MATERIAL PROVIDED:
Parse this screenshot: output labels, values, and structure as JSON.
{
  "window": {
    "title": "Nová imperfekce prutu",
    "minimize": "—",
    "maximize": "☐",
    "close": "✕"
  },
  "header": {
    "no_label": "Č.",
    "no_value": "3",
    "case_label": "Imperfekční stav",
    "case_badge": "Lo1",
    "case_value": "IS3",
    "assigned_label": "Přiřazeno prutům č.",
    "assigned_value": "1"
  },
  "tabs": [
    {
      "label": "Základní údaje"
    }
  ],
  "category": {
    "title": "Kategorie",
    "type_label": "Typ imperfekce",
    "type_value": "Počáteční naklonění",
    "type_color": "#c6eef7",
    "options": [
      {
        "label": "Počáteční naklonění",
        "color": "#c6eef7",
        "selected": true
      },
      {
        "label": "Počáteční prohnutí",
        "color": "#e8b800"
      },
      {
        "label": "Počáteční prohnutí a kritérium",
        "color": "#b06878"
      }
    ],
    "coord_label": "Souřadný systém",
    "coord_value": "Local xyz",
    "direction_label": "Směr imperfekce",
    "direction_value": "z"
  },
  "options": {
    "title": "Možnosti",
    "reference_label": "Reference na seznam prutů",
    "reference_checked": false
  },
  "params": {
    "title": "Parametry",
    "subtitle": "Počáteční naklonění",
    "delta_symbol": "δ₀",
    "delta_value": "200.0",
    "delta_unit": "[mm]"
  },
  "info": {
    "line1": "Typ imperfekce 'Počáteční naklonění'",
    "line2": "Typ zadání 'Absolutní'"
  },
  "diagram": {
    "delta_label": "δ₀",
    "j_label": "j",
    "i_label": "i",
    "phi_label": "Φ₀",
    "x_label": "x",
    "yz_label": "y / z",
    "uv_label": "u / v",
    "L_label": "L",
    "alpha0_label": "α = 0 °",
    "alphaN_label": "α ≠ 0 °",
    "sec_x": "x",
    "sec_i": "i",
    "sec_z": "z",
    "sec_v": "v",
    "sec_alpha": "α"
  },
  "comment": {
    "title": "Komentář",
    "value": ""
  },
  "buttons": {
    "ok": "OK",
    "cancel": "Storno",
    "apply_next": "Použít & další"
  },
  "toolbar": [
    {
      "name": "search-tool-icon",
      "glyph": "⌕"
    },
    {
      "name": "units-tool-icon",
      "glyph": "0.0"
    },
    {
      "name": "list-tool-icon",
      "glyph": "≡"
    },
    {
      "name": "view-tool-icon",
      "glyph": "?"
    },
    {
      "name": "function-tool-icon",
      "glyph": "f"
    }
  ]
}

REQUEST:
Write out the whole listing exactly.

RESPONSE TO THIS EXERCISE:
Parse this screenshot: output labels, values, and structure as JSON.
{
  "window": {
    "title": "Nová imperfekce prutu",
    "minimize": "—",
    "maximize": "☐",
    "close": "✕"
  },
  "header": {
    "no_label": "Č.",
    "no_value": "3",
    "case_label": "Imperfekční stav",
    "case_badge": "Lo1",
    "case_value": "IS3",
    "assigned_label": "Přiřazeno prutům č.",
    "assigned_value": "1"
  },
  "tabs": [
    {
      "label": "Základní údaje"
    }
  ],
  "category": {
    "title": "Kategorie",
    "type_label": "Typ imperfekce",
    "type_value": "Počáteční naklonění",
    "type_color": "#c6eef7",
    "options": [
      {
        "label": "Počáteční naklonění",
        "color": "#c6eef7",
        "selected": true
      },
      {
        "label": "Počáteční prohnutí",
        "color": "#e8b800"
      },
      {
        "label": "Počáteční prohnutí a kritérium",
        "color": "#b06878"
      }
    ],
    "coord_label": "Souřadný systém",
    "coord_value": "Local xyz",
    "direction_label": "Směr imperfekce",
    "direction_value": "z"
  },
  "options": {
    "title": "Možnosti",
    "reference_label": "Reference na seznam prutů",
    "reference_checked": false
  },
  "params": {
    "title": "Parametry",
    "subtitle": "Počáteční naklonění",
    "delta_symbol": "δ₀",
    "delta_value": "200.0",
    "delta_unit": "[mm]"
  },
  "info": {
    "line1": "Typ imperfekce 'Počáteční naklonění'",
    "line2": "Typ zadání 'Absolutní'"
  },
  "diagram": {
    "delta_label": "δ₀",
    "j_label": "j",
    "i_label": "i",
    "phi_label": "Φ₀",
    "x_label": "x",
    "yz_label": "y / z",
    "uv_label": "u / v",
    "L_label": "L",
    "alpha0_label": "α = 0 °",
    "alphaN_label": "α ≠ 0 °",
    "sec_x": "x",
    "sec_i": "i",
    "sec_z": "z",
    "sec_v": "v",
    "sec_alpha": "α"
  },
  "comment": {
    "title": "Komentář",
    "value": ""
  },
  "buttons": {
    "ok": "OK",
    "cancel": "Storno",
    "apply_next": "Použít & další"
  },
  "toolbar": [
    {
      "name": "search-tool-icon",
      "glyph": "⌕"
    },
    {
      "name": "units-tool-icon",
      "glyph": "0.0"
    },
    {
      "name": "list-tool-icon",
      "glyph": "≡"
    },
    {
      "name": "view-tool-icon",
      "glyph": "?"
    },
    {
      "name": "function-tool-icon",
      "glyph": "f"
    }
  ]
}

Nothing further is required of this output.